### REQUIREMENTS
Write out the data below exactly as given, without any of its pictures.

### GIVEN RECORDS
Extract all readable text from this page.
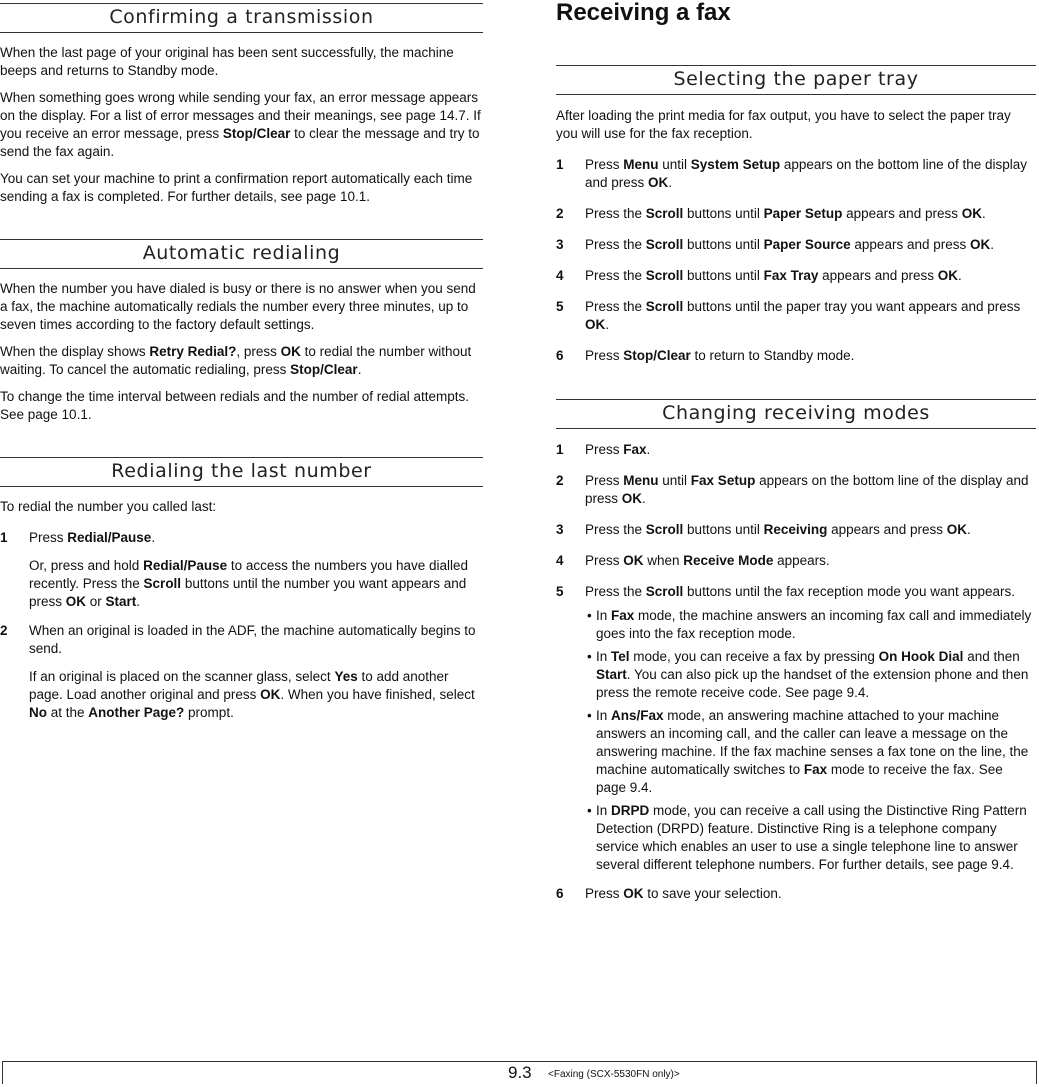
Confirming a transmission

When the last page of your original has been sent successfully, the machine beeps and returns to Standby mode.

When something goes wrong while sending your fax, an error message appears on the display. For a list of error messages and their meanings, see page 14.7. If you receive an error message, press Stop/Clear to clear the message and try to send the fax again.

You can set your machine to print a confirmation report automatically each time sending a fax is completed. For further details, see page 10.1.

Automatic redialing

When the number you have dialed is busy or there is no answer when you send a fax, the machine automatically redials the number every three minutes, up to seven times according to the factory default settings.

When the display shows Retry Redial?, press OK to redial the number without waiting. To cancel the automatic redialing, press Stop/Clear.

To change the time interval between redials and the number of redial attempts. See page 10.1.

Redialing the last number

To redial the number you called last:

1	Press Redial/Pause.
Or, press and hold Redial/Pause to access the numbers you have dialled recently. Press the Scroll buttons until the number you want appears and press OK or Start.
2	When an original is loaded in the ADF, the machine automatically begins to send.
If an original is placed on the scanner glass, select Yes to add another page. Load another original and press OK. When you have finished, select No at the Another Page? prompt.
Receiving a fax
Selecting the paper tray

After loading the print media for fax output, you have to select the paper tray you will use for the fax reception.

1	Press Menu until System Setup appears on the bottom line of the display and press OK.
2	Press the Scroll buttons until Paper Setup appears and press OK.
3	Press the Scroll buttons until Paper Source appears and press OK.
4	Press the Scroll buttons until Fax Tray appears and press OK.
5	Press the Scroll buttons until the paper tray you want appears and press OK.
6	Press Stop/Clear to return to Standby mode.
Changing receiving modes
1	Press Fax.
2	Press Menu until Fax Setup appears on the bottom line of the display and press OK.
3	Press the Scroll buttons until Receiving appears and press OK.
4	Press OK when Receive Mode appears.
5	Press the Scroll buttons until the fax reception mode you want appears.
• In Fax mode, the machine answers an incoming fax call and immediately goes into the fax reception mode.
• In Tel mode, you can receive a fax by pressing On Hook Dial and then Start. You can also pick up the handset of the extension phone and then press the remote receive code. See page 9.4.
• In Ans/Fax mode, an answering machine attached to your machine answers an incoming call, and the caller can leave a message on the answering machine. If the fax machine senses a fax tone on the line, the machine automatically switches to Fax mode to receive the fax. See page 9.4.
• In DRPD mode, you can receive a call using the Distinctive Ring Pattern Detection (DRPD) feature. Distinctive Ring is a telephone company service which enables an user to use a single telephone line to answer several different telephone numbers. For further details, see page 9.4.
6	Press OK to save your selection.
9.3 <Faxing (SCX-5530FN only)>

### COMPLETE ANSWER
Extract all readable text from this page.
Confirming a transmission

When the last page of your original has been sent successfully, the machine beeps and returns to Standby mode.

When something goes wrong while sending your fax, an error message appears on the display. For a list of error messages and their meanings, see page 14.7. If you receive an error message, press Stop/Clear to clear the message and try to send the fax again.

You can set your machine to print a confirmation report automatically each time sending a fax is completed. For further details, see page 10.1.

Automatic redialing

When the number you have dialed is busy or there is no answer when you send a fax, the machine automatically redials the number every three minutes, up to seven times according to the factory default settings.

When the display shows Retry Redial?, press OK to redial the number without waiting. To cancel the automatic redialing, press Stop/Clear.

To change the time interval between redials and the number of redial attempts. See page 10.1.

Redialing the last number

To redial the number you called last:

1	Press Redial/Pause.
Or, press and hold Redial/Pause to access the numbers you have dialled recently. Press the Scroll buttons until the number you want appears and press OK or Start.
2	When an original is loaded in the ADF, the machine automatically begins to send.
If an original is placed on the scanner glass, select Yes to add another page. Load another original and press OK. When you have finished, select No at the Another Page? prompt.
Receiving a fax
Selecting the paper tray

After loading the print media for fax output, you have to select the paper tray you will use for the fax reception.

1	Press Menu until System Setup appears on the bottom line of the display and press OK.
2	Press the Scroll buttons until Paper Setup appears and press OK.
3	Press the Scroll buttons until Paper Source appears and press OK.
4	Press the Scroll buttons until Fax Tray appears and press OK.
5	Press the Scroll buttons until the paper tray you want appears and press OK.
6	Press Stop/Clear to return to Standby mode.
Changing receiving modes
1	Press Fax.
2	Press Menu until Fax Setup appears on the bottom line of the display and press OK.
3	Press the Scroll buttons until Receiving appears and press OK.
4	Press OK when Receive Mode appears.
5	Press the Scroll buttons until the fax reception mode you want appears.
• In Fax mode, the machine answers an incoming fax call and immediately goes into the fax reception mode.
• In Tel mode, you can receive a fax by pressing On Hook Dial and then Start. You can also pick up the handset of the extension phone and then press the remote receive code. See page 9.4.
• In Ans/Fax mode, an answering machine attached to your machine answers an incoming call, and the caller can leave a message on the answering machine. If the fax machine senses a fax tone on the line, the machine automatically switches to Fax mode to receive the fax. See page 9.4.
• In DRPD mode, you can receive a call using the Distinctive Ring Pattern Detection (DRPD) feature. Distinctive Ring is a telephone company service which enables an user to use a single telephone line to answer several different telephone numbers. For further details, see page 9.4.
6	Press OK to save your selection.
9.3 <Faxing (SCX-5530FN only)>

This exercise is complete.